__TASK GOAL__: Give back the full material, exactly as it reads.

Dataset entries
************

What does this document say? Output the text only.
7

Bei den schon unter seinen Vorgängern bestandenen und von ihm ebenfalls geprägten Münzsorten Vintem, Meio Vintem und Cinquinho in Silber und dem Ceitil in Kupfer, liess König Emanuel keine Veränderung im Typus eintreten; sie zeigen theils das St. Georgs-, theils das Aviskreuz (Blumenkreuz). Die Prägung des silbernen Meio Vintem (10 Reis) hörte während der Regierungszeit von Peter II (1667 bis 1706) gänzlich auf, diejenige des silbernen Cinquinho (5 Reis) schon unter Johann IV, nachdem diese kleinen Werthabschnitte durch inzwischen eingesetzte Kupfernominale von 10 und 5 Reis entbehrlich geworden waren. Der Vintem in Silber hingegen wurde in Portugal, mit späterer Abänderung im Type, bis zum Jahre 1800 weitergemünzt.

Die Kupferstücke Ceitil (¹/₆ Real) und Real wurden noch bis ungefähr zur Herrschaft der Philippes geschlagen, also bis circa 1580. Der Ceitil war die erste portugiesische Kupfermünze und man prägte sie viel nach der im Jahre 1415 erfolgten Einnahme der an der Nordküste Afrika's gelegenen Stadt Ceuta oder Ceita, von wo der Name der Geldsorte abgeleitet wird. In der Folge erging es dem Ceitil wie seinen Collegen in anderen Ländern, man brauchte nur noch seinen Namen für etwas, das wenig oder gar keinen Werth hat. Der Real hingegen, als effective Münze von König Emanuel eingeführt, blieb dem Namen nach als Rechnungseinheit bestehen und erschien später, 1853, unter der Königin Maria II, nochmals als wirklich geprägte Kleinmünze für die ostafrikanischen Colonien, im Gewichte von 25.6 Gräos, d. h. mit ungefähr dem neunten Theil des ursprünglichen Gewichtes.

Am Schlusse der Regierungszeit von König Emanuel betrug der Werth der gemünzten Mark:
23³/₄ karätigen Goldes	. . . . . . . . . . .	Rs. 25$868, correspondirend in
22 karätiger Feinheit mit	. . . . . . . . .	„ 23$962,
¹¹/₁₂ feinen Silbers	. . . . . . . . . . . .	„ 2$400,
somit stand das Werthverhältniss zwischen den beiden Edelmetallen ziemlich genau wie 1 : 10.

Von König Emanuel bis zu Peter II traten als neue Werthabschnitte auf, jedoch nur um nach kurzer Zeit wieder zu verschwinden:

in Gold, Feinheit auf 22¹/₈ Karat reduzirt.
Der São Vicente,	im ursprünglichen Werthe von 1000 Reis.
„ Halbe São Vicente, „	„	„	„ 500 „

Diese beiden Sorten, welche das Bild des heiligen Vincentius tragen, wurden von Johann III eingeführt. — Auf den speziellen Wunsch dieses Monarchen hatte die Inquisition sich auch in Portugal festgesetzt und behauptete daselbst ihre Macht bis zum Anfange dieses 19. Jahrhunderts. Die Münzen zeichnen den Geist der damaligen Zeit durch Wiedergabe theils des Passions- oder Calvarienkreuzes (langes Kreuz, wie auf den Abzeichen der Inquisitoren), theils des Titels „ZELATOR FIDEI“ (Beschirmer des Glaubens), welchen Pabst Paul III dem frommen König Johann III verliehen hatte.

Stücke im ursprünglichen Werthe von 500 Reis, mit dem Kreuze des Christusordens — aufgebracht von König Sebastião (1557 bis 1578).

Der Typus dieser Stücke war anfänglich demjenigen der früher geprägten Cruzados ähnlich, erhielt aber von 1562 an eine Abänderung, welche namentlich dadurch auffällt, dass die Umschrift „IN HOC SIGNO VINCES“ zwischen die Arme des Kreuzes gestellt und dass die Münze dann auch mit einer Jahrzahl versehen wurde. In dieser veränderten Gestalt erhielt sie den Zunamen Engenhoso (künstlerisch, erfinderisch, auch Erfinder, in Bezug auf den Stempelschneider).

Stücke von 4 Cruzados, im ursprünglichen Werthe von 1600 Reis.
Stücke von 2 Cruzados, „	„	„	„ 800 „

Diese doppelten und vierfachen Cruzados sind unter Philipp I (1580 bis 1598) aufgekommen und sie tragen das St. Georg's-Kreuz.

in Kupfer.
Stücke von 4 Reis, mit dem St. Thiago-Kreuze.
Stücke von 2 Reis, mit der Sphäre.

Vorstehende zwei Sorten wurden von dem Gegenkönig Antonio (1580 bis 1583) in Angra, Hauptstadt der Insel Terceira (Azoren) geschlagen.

************

__SOLUTION FOR THIS EXERCISE__:
What does this document say? Output the text only.
7

Bei den schon unter seinen Vorgängern bestandenen und von ihm ebenfalls geprägten Münzsorten Vintem, Meio Vintem und Cinquinho in Silber und dem Ceitil in Kupfer, liess König Emanuel keine Veränderung im Typus eintreten; sie zeigen theils das St. Georgs-, theils das Aviskreuz (Blumenkreuz). Die Prägung des silbernen Meio Vintem (10 Reis) hörte während der Regierungszeit von Peter II (1667 bis 1706) gänzlich auf, diejenige des silbernen Cinquinho (5 Reis) schon unter Johann IV, nachdem diese kleinen Werthabschnitte durch inzwischen eingesetzte Kupfernominale von 10 und 5 Reis entbehrlich geworden waren. Der Vintem in Silber hingegen wurde in Portugal, mit späterer Abänderung im Type, bis zum Jahre 1800 weitergemünzt.

Die Kupferstücke Ceitil (¹/₆ Real) und Real wurden noch bis ungefähr zur Herrschaft der Philippes geschlagen, also bis circa 1580. Der Ceitil war die erste portugiesische Kupfermünze und man prägte sie viel nach der im Jahre 1415 erfolgten Einnahme der an der Nordküste Afrika's gelegenen Stadt Ceuta oder Ceita, von wo der Name der Geldsorte abgeleitet wird. In der Folge erging es dem Ceitil wie seinen Collegen in anderen Ländern, man brauchte nur noch seinen Namen für etwas, das wenig oder gar keinen Werth hat. Der Real hingegen, als effective Münze von König Emanuel eingeführt, blieb dem Namen nach als Rechnungseinheit bestehen und erschien später, 1853, unter der Königin Maria II, nochmals als wirklich geprägte Kleinmünze für die ostafrikanischen Colonien, im Gewichte von 25.6 Gräos, d. h. mit ungefähr dem neunten Theil des ursprünglichen Gewichtes.

Am Schlusse der Regierungszeit von König Emanuel betrug der Werth der gemünzten Mark:
23³/₄ karätigen Goldes	. . . . . . . . . . .	Rs. 25$868, correspondirend in
22 karätiger Feinheit mit	. . . . . . . . .	„ 23$962,
¹¹/₁₂ feinen Silbers	. . . . . . . . . . . .	„ 2$400,
somit stand das Werthverhältniss zwischen den beiden Edelmetallen ziemlich genau wie 1 : 10.

Von König Emanuel bis zu Peter II traten als neue Werthabschnitte auf, jedoch nur um nach kurzer Zeit wieder zu verschwinden:

in Gold, Feinheit auf 22¹/₈ Karat reduzirt.
Der São Vicente,	im ursprünglichen Werthe von 1000 Reis.
„ Halbe São Vicente, „	„	„	„ 500 „

Diese beiden Sorten, welche das Bild des heiligen Vincentius tragen, wurden von Johann III eingeführt. — Auf den speziellen Wunsch dieses Monarchen hatte die Inquisition sich auch in Portugal festgesetzt und behauptete daselbst ihre Macht bis zum Anfange dieses 19. Jahrhunderts. Die Münzen zeichnen den Geist der damaligen Zeit durch Wiedergabe theils des Passions- oder Calvarienkreuzes (langes Kreuz, wie auf den Abzeichen der Inquisitoren), theils des Titels „ZELATOR FIDEI“ (Beschirmer des Glaubens), welchen Pabst Paul III dem frommen König Johann III verliehen hatte.

Stücke im ursprünglichen Werthe von 500 Reis, mit dem Kreuze des Christusordens — aufgebracht von König Sebastião (1557 bis 1578).

Der Typus dieser Stücke war anfänglich demjenigen der früher geprägten Cruzados ähnlich, erhielt aber von 1562 an eine Abänderung, welche namentlich dadurch auffällt, dass die Umschrift „IN HOC SIGNO VINCES“ zwischen die Arme des Kreuzes gestellt und dass die Münze dann auch mit einer Jahrzahl versehen wurde. In dieser veränderten Gestalt erhielt sie den Zunamen Engenhoso (künstlerisch, erfinderisch, auch Erfinder, in Bezug auf den Stempelschneider).

Stücke von 4 Cruzados, im ursprünglichen Werthe von 1600 Reis.
Stücke von 2 Cruzados, „	„	„	„ 800 „

Diese doppelten und vierfachen Cruzados sind unter Philipp I (1580 bis 1598) aufgekommen und sie tragen das St. Georg's-Kreuz.

in Kupfer.
Stücke von 4 Reis, mit dem St. Thiago-Kreuze.
Stücke von 2 Reis, mit der Sphäre.

Vorstehende zwei Sorten wurden von dem Gegenkönig Antonio (1580 bis 1583) in Angra, Hauptstadt der Insel Terceira (Azoren) geschlagen.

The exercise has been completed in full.